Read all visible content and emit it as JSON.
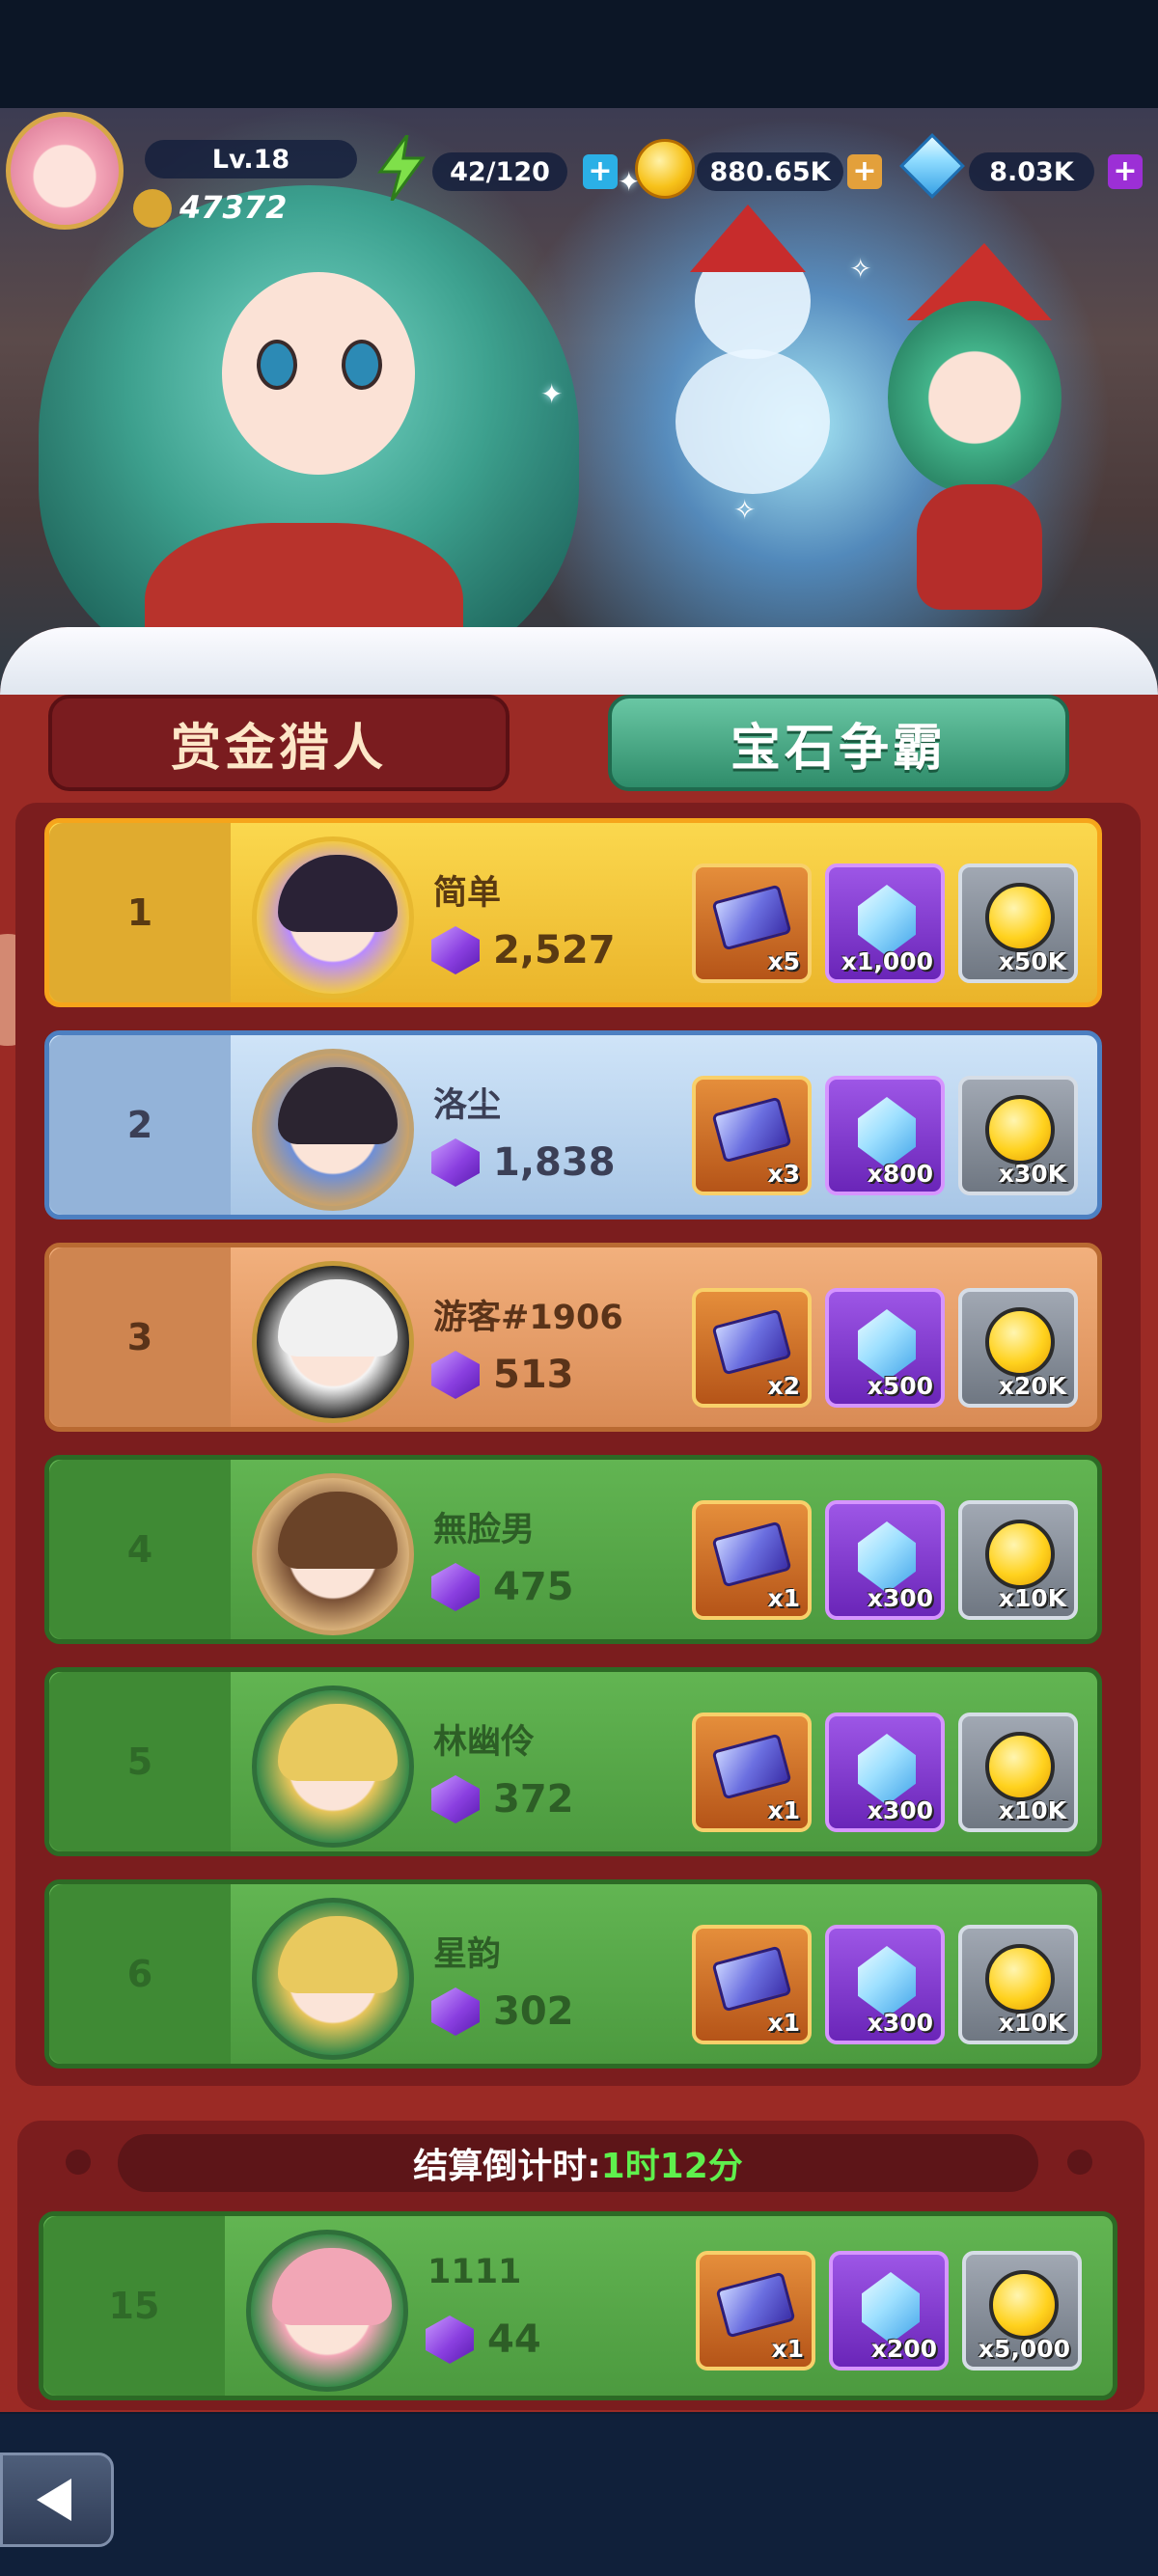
{
  "player": {
    "level": "Lv.18",
    "power": "47372"
  },
  "resources": {
    "energy": "42/120",
    "coins": "880.65K",
    "gems": "8.03K"
  },
  "tabs": [
    {
      "label": "赏金猎人",
      "active": false
    },
    {
      "label": "宝石争霸",
      "active": true
    }
  ],
  "leaderboard": [
    {
      "rank": "1",
      "name": "简单",
      "score": "2,527",
      "tier": "gold",
      "rewards": {
        "ticket": "x5",
        "gem": "x1,000",
        "coin": "x50K"
      }
    },
    {
      "rank": "2",
      "name": "洛尘",
      "score": "1,838",
      "tier": "silver",
      "rewards": {
        "ticket": "x3",
        "gem": "x800",
        "coin": "x30K"
      }
    },
    {
      "rank": "3",
      "name": "游客#1906",
      "score": "513",
      "tier": "bronze",
      "rewards": {
        "ticket": "x2",
        "gem": "x500",
        "coin": "x20K"
      }
    },
    {
      "rank": "4",
      "name": "無脸男",
      "score": "475",
      "tier": "green",
      "rewards": {
        "ticket": "x1",
        "gem": "x300",
        "coin": "x10K"
      }
    },
    {
      "rank": "5",
      "name": "林幽伶",
      "score": "372",
      "tier": "green",
      "rewards": {
        "ticket": "x1",
        "gem": "x300",
        "coin": "x10K"
      }
    },
    {
      "rank": "6",
      "name": "星韵",
      "score": "302",
      "tier": "green",
      "rewards": {
        "ticket": "x1",
        "gem": "x300",
        "coin": "x10K"
      }
    }
  ],
  "countdown": {
    "label": "结算倒计时:",
    "value": "1时12分"
  },
  "self_entry": {
    "rank": "15",
    "name": "1111",
    "score": "44",
    "rewards": {
      "ticket": "x1",
      "gem": "x200",
      "coin": "x5,000"
    }
  },
  "colors": {
    "panel": "#9b2a25",
    "active_tab": "#2f8c6a",
    "countdown_value": "#5ff04d"
  },
  "icons": [
    "back-arrow-icon",
    "energy-bolt-icon",
    "coin-icon",
    "diamond-icon",
    "purple-gem-icon",
    "ticket-icon",
    "plus-icon"
  ]
}
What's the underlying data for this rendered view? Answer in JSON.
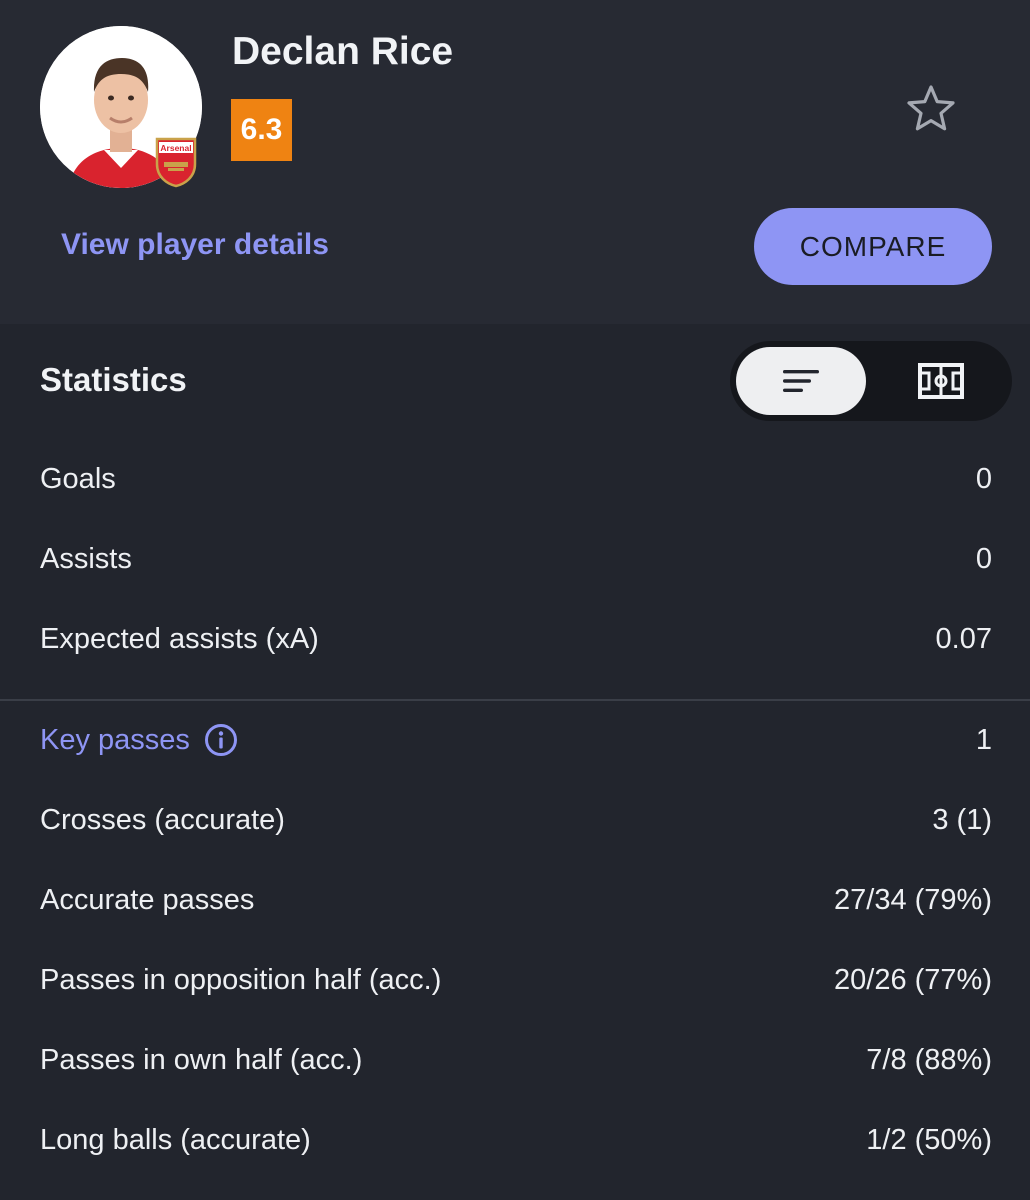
{
  "player": {
    "name": "Declan Rice",
    "rating": "6.3",
    "team_badge_text": "Arsenal"
  },
  "actions": {
    "view_details": "View player details",
    "compare": "COMPARE"
  },
  "colors": {
    "background": "#22252d",
    "header_background": "#272a33",
    "accent": "#8e95f4",
    "rating": "#ef8312"
  },
  "icons": {
    "favorite": "star-outline-icon",
    "list_view": "list-icon",
    "pitch_view": "pitch-icon",
    "info": "info-icon"
  },
  "statistics": {
    "title": "Statistics",
    "summary": [
      {
        "label": "Goals",
        "value": "0"
      },
      {
        "label": "Assists",
        "value": "0"
      },
      {
        "label": "Expected assists (xA)",
        "value": "0.07"
      }
    ],
    "passing": [
      {
        "label": "Key passes",
        "value": "1"
      },
      {
        "label": "Crosses (accurate)",
        "value": "3 (1)"
      },
      {
        "label": "Accurate passes",
        "value": "27/34 (79%)"
      },
      {
        "label": "Passes in opposition half (acc.)",
        "value": "20/26 (77%)"
      },
      {
        "label": "Passes in own half (acc.)",
        "value": "7/8 (88%)"
      },
      {
        "label": "Long balls (accurate)",
        "value": "1/2 (50%)"
      }
    ]
  }
}
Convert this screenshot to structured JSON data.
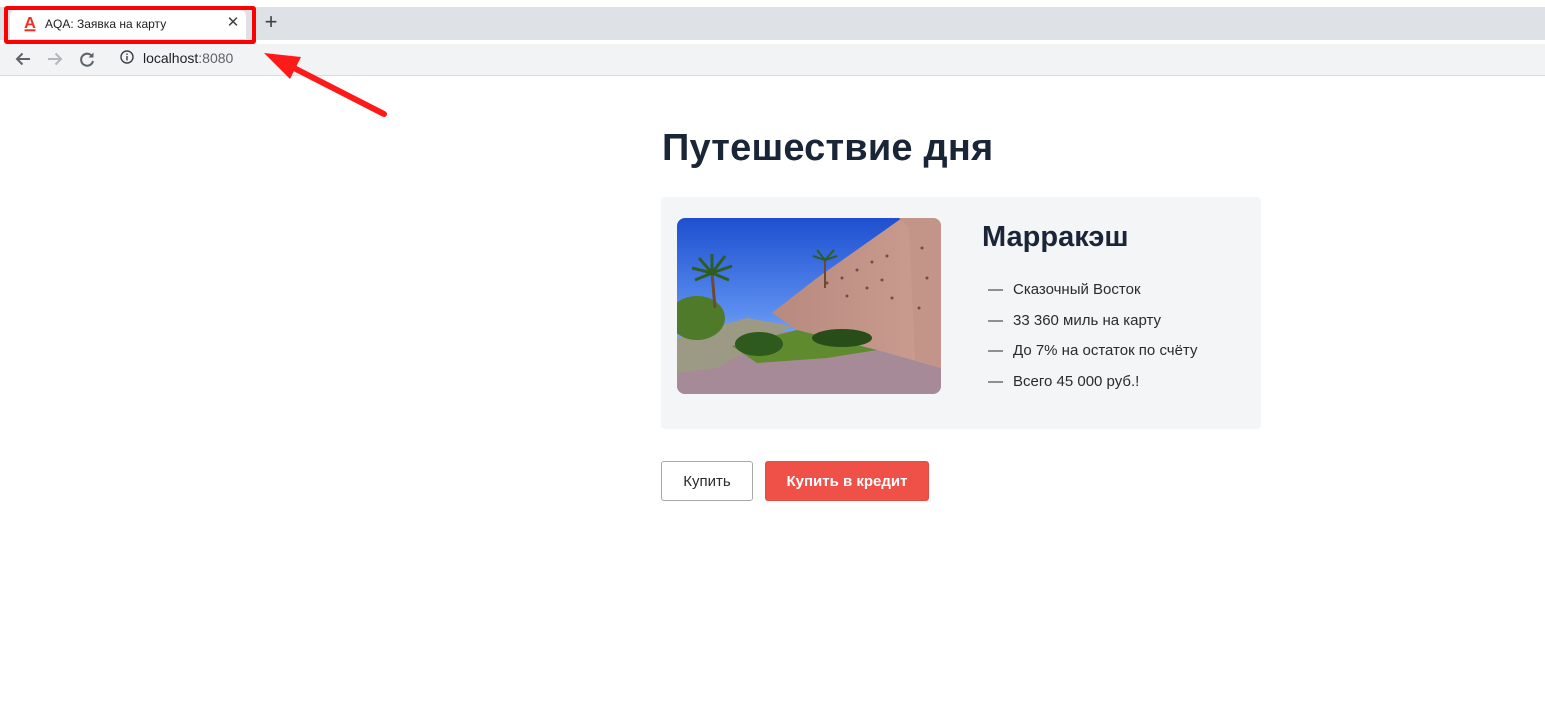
{
  "browser": {
    "tab_title": "AQA: Заявка на карту",
    "new_tab_label": "+",
    "close_label": "✕",
    "url_host": "localhost",
    "url_port": ":8080"
  },
  "page": {
    "title": "Путешествие дня",
    "offer": {
      "city": "Марракэш",
      "features": [
        "Сказочный Восток",
        "33 360 миль на карту",
        "До 7% на остаток по счёту",
        "Всего 45 000 руб.!"
      ],
      "dash": "—"
    },
    "buttons": {
      "buy": "Купить",
      "credit": "Купить в кредит"
    }
  },
  "colors": {
    "accent": "#ef5047",
    "annotation": "#ff0000",
    "heading": "#1a2538",
    "card_bg": "#f4f5f7"
  }
}
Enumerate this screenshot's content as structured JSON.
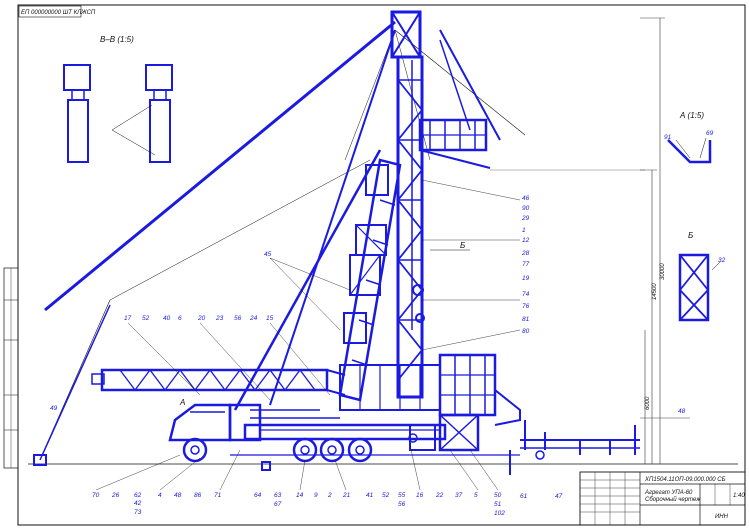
{
  "drawing": {
    "stamp_code": "ЕП 000000000 ШТ КЛЖСП",
    "view_bb": "В–В (1:5)",
    "view_a": "А (1:5)",
    "view_b": "Б",
    "mark_a": "А",
    "mark_b": "Б",
    "title_block": {
      "doc_number": "ХП1504.11ОП-09.000.000 СБ",
      "title_line1": "Агрегат УПА-60",
      "title_line2": "Сборочный чертеж",
      "sheet": "1:40",
      "org": "ИНН"
    },
    "dims": {
      "height_total": "30000",
      "height_mid": "14500",
      "height_low": "6000"
    },
    "labels": {
      "right_upper": [
        "46",
        "90",
        "29",
        "1",
        "12",
        "28",
        "77",
        "19",
        "74",
        "76",
        "81",
        "80"
      ],
      "right_misc": [
        "32",
        "69",
        "91",
        "48",
        "47",
        "61"
      ],
      "top_row": [
        "17",
        "52",
        "40",
        "6",
        "20",
        "23",
        "56",
        "24",
        "15",
        "45"
      ],
      "left": [
        "49",
        "A"
      ],
      "bottom_row": [
        "70",
        "26",
        "62",
        "42",
        "73",
        "4",
        "48",
        "86",
        "71",
        "64",
        "63",
        "67",
        "14",
        "9",
        "2",
        "21",
        "41",
        "52",
        "55",
        "56",
        "16",
        "22",
        "37",
        "5",
        "50",
        "51",
        "102"
      ]
    }
  },
  "colors": {
    "ink": "#1a1ae0",
    "frame": "#111111"
  }
}
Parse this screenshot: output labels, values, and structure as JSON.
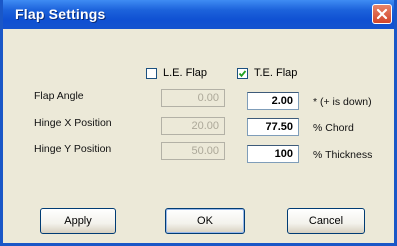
{
  "window": {
    "title": "Flap Settings"
  },
  "checkboxes": {
    "le": {
      "label": "L.E. Flap",
      "checked": false
    },
    "te": {
      "label": "T.E. Flap",
      "checked": true
    }
  },
  "rows": [
    {
      "label": "Flap Angle",
      "le_value": "0.00",
      "te_value": "2.00",
      "unit": "* (+ is down)"
    },
    {
      "label": "Hinge X Position",
      "le_value": "20.00",
      "te_value": "77.50",
      "unit": "% Chord"
    },
    {
      "label": "Hinge Y Position",
      "le_value": "50.00",
      "te_value": "100",
      "unit": "% Thickness"
    }
  ],
  "buttons": {
    "apply": "Apply",
    "ok": "OK",
    "cancel": "Cancel"
  },
  "icons": {
    "close": "close-icon",
    "check": "checkmark-icon"
  }
}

=-=-=

Identify the lines of the entries containing the string "half". Copy each such line.

        "label": "Passes in opposition half (acc.)",
        "label": "Passes in own half (acc.)",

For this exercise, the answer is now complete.